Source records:
——

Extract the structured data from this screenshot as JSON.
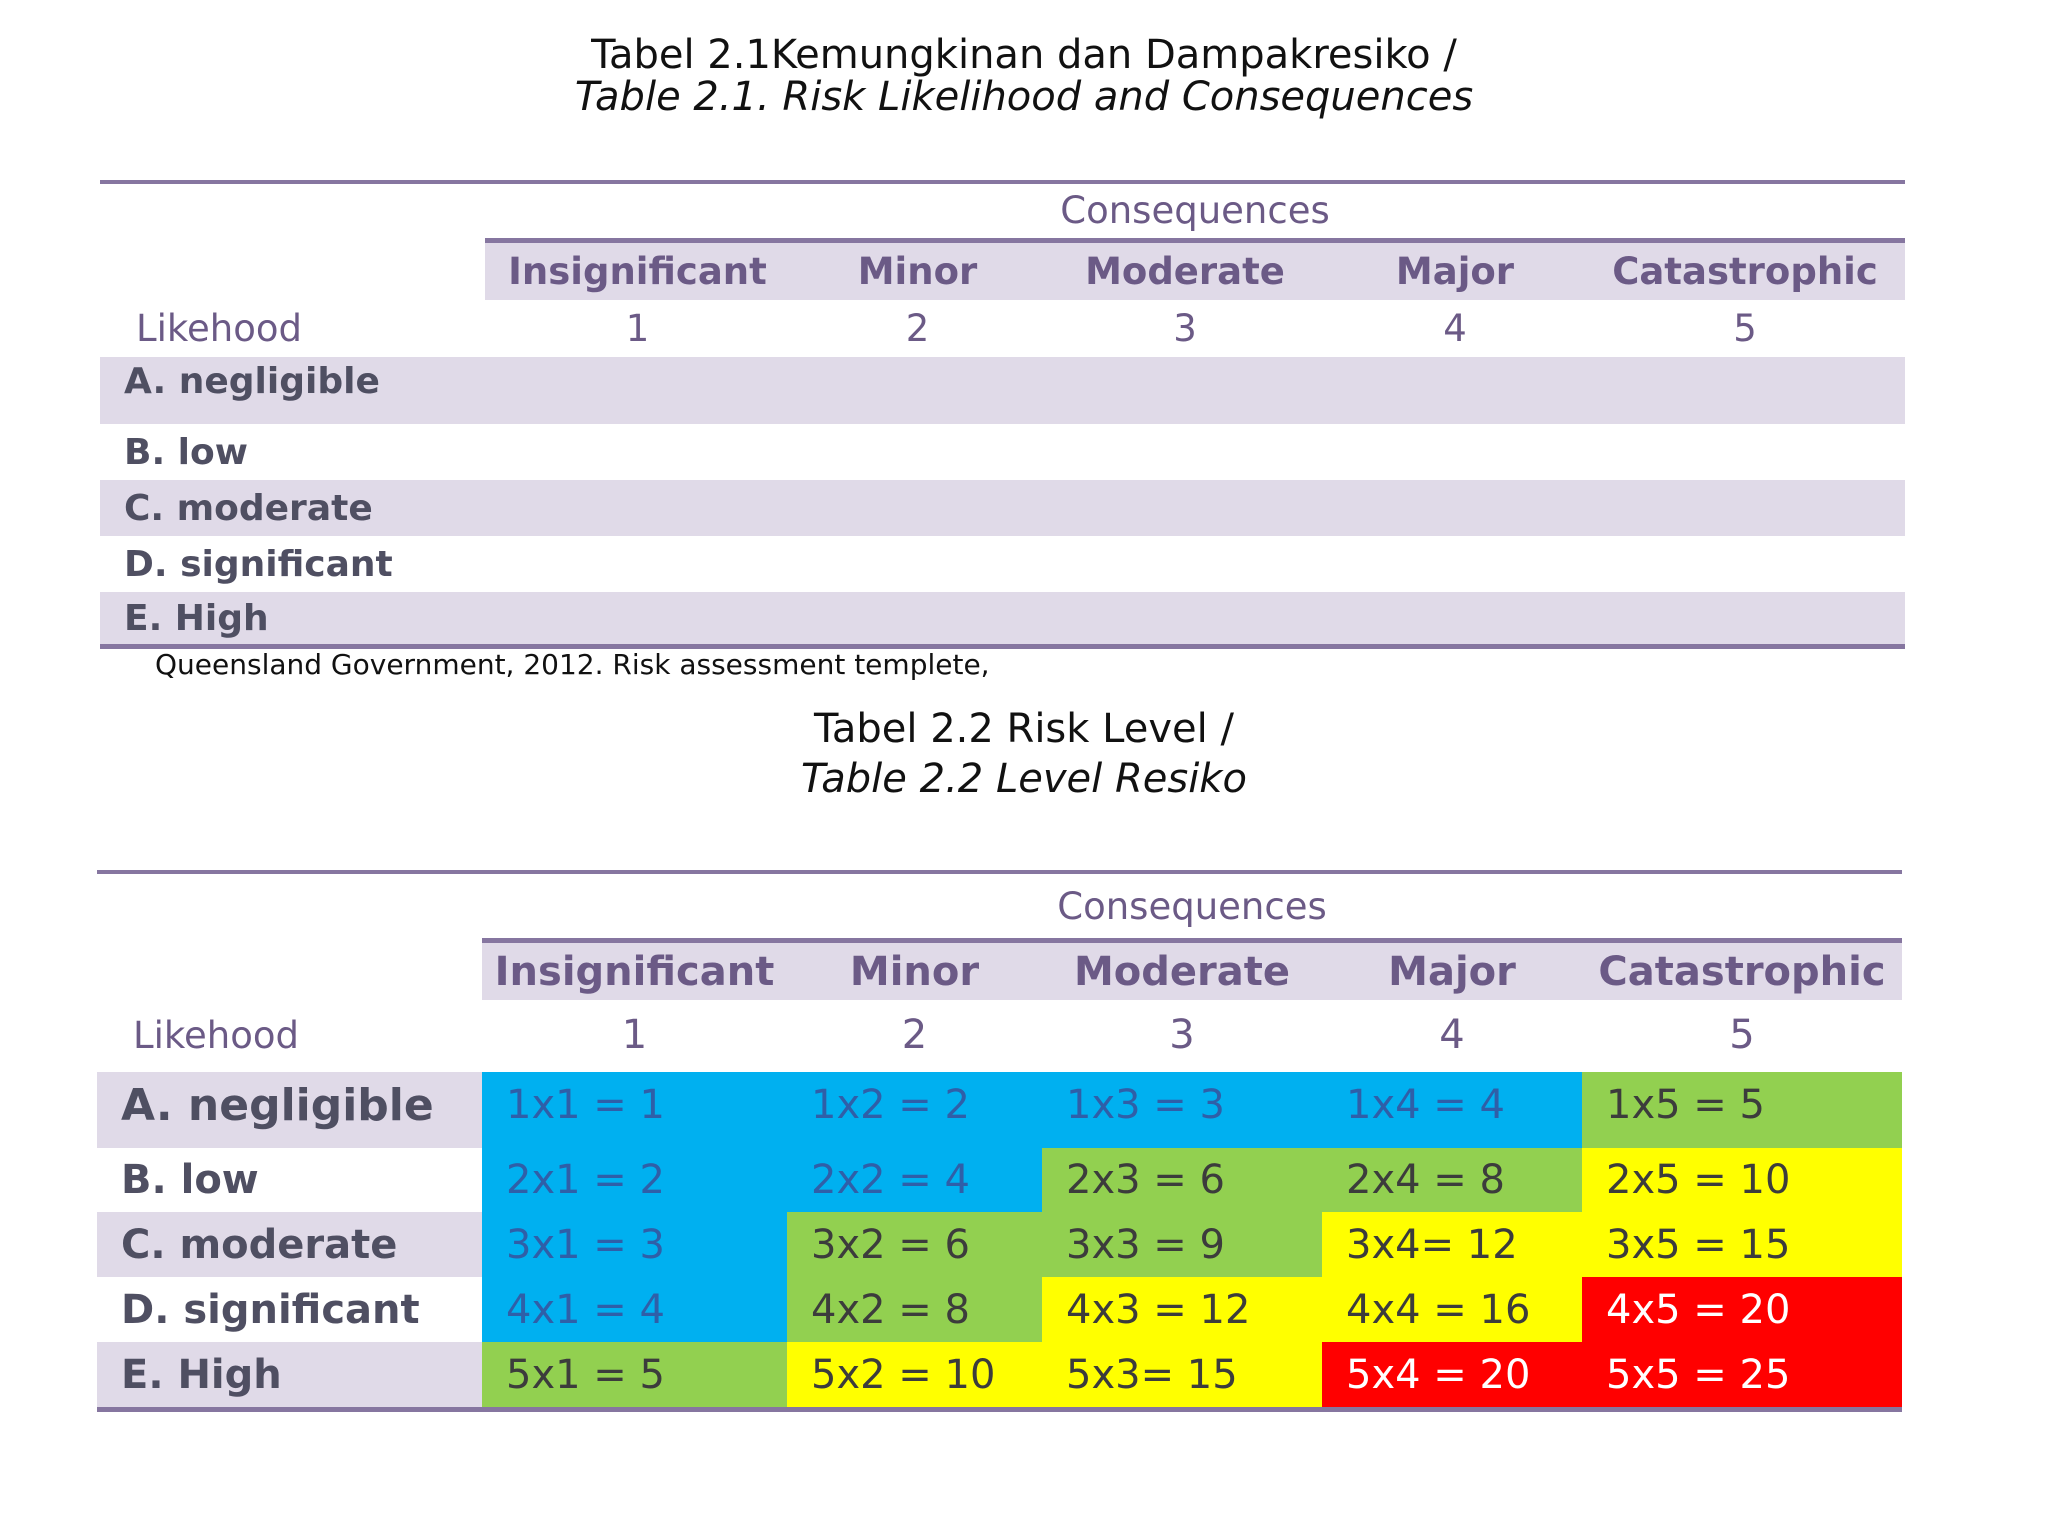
{
  "table1": {
    "title_line1": "Tabel 2.1Kemungkinan dan Dampakresiko /",
    "title_line2": "Table 2.1. Risk Likelihood and Consequences",
    "consequences_label": "Consequences",
    "likelihood_label": "Likehood",
    "headers": [
      "Insignificant",
      "Minor",
      "Moderate",
      "Major",
      "Catastrophic"
    ],
    "numbers": [
      "1",
      "2",
      "3",
      "4",
      "5"
    ],
    "rows": [
      "A. negligible",
      "B. low",
      "C. moderate",
      "D. significant",
      "E. High"
    ]
  },
  "source_note": "Queensland Government, 2012. Risk assessment templete,",
  "table2": {
    "title_line1": "Tabel 2.2  Risk Level /",
    "title_line2": "Table 2.2 Level Resiko",
    "consequences_label": "Consequences",
    "likelihood_label": "Likehood",
    "headers": [
      "Insignificant",
      "Minor",
      "Moderate",
      "Major",
      "Catastrophic"
    ],
    "numbers": [
      "1",
      "2",
      "3",
      "4",
      "5"
    ],
    "rows": [
      {
        "label": "A. negligible",
        "cells": [
          "1x1 = 1",
          "1x2 = 2",
          "1x3 = 3",
          "1x4 = 4",
          "1x5 = 5"
        ],
        "levels": [
          "blue",
          "blue",
          "blue",
          "blue",
          "green"
        ]
      },
      {
        "label": "B. low",
        "cells": [
          "2x1 = 2",
          "2x2 = 4",
          "2x3 = 6",
          "2x4 = 8",
          "2x5 = 10"
        ],
        "levels": [
          "blue",
          "blue",
          "green",
          "green",
          "yellow"
        ]
      },
      {
        "label": "C. moderate",
        "cells": [
          "3x1 = 3",
          "3x2 = 6",
          "3x3 = 9",
          "3x4= 12",
          "3x5 = 15"
        ],
        "levels": [
          "blue",
          "green",
          "green",
          "yellow",
          "yellow"
        ]
      },
      {
        "label": "D. significant",
        "cells": [
          "4x1 = 4",
          "4x2 = 8",
          "4x3 = 12",
          "4x4 = 16",
          "4x5 = 20"
        ],
        "levels": [
          "blue",
          "green",
          "yellow",
          "yellow",
          "red"
        ]
      },
      {
        "label": "E. High",
        "cells": [
          "5x1 = 5",
          "5x2 = 10",
          "5x3= 15",
          "5x4 = 20",
          "5x5 = 25"
        ],
        "levels": [
          "green",
          "yellow",
          "yellow",
          "red",
          "red"
        ]
      }
    ]
  },
  "colors": {
    "header_text": "#6b5a86",
    "rule": "#8676a0",
    "band": "#e0dae8",
    "blue": "#00b0f0",
    "green": "#92d050",
    "yellow": "#ffff00",
    "red": "#ff0000",
    "blue_text": "#2f5fa8",
    "green_text": "#3c3c3c",
    "yellow_text": "#3c3c3c",
    "red_text": "#ffffff"
  }
}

——

__Given exercise__. Quote the records above exactly, leaving out any pictures.

__Reply to the exercise__.
Extract the structured data from this screenshot as JSON.
{
  "table1": {
    "title_line1": "Tabel 2.1Kemungkinan dan Dampakresiko /",
    "title_line2": "Table 2.1. Risk Likelihood and Consequences",
    "consequences_label": "Consequences",
    "likelihood_label": "Likehood",
    "headers": [
      "Insignificant",
      "Minor",
      "Moderate",
      "Major",
      "Catastrophic"
    ],
    "numbers": [
      "1",
      "2",
      "3",
      "4",
      "5"
    ],
    "rows": [
      "A. negligible",
      "B. low",
      "C. moderate",
      "D. significant",
      "E. High"
    ]
  },
  "source_note": "Queensland Government, 2012. Risk assessment templete,",
  "table2": {
    "title_line1": "Tabel 2.2  Risk Level /",
    "title_line2": "Table 2.2 Level Resiko",
    "consequences_label": "Consequences",
    "likelihood_label": "Likehood",
    "headers": [
      "Insignificant",
      "Minor",
      "Moderate",
      "Major",
      "Catastrophic"
    ],
    "numbers": [
      "1",
      "2",
      "3",
      "4",
      "5"
    ],
    "rows": [
      {
        "label": "A. negligible",
        "cells": [
          "1x1 = 1",
          "1x2 = 2",
          "1x3 = 3",
          "1x4 = 4",
          "1x5 = 5"
        ],
        "levels": [
          "blue",
          "blue",
          "blue",
          "blue",
          "green"
        ]
      },
      {
        "label": "B. low",
        "cells": [
          "2x1 = 2",
          "2x2 = 4",
          "2x3 = 6",
          "2x4 = 8",
          "2x5 = 10"
        ],
        "levels": [
          "blue",
          "blue",
          "green",
          "green",
          "yellow"
        ]
      },
      {
        "label": "C. moderate",
        "cells": [
          "3x1 = 3",
          "3x2 = 6",
          "3x3 = 9",
          "3x4= 12",
          "3x5 = 15"
        ],
        "levels": [
          "blue",
          "green",
          "green",
          "yellow",
          "yellow"
        ]
      },
      {
        "label": "D. significant",
        "cells": [
          "4x1 = 4",
          "4x2 = 8",
          "4x3 = 12",
          "4x4 = 16",
          "4x5 = 20"
        ],
        "levels": [
          "blue",
          "green",
          "yellow",
          "yellow",
          "red"
        ]
      },
      {
        "label": "E. High",
        "cells": [
          "5x1 = 5",
          "5x2 = 10",
          "5x3= 15",
          "5x4 = 20",
          "5x5 = 25"
        ],
        "levels": [
          "green",
          "yellow",
          "yellow",
          "red",
          "red"
        ]
      }
    ]
  },
  "colors": {
    "header_text": "#6b5a86",
    "rule": "#8676a0",
    "band": "#e0dae8",
    "blue": "#00b0f0",
    "green": "#92d050",
    "yellow": "#ffff00",
    "red": "#ff0000",
    "blue_text": "#2f5fa8",
    "green_text": "#3c3c3c",
    "yellow_text": "#3c3c3c",
    "red_text": "#ffffff"
  }
}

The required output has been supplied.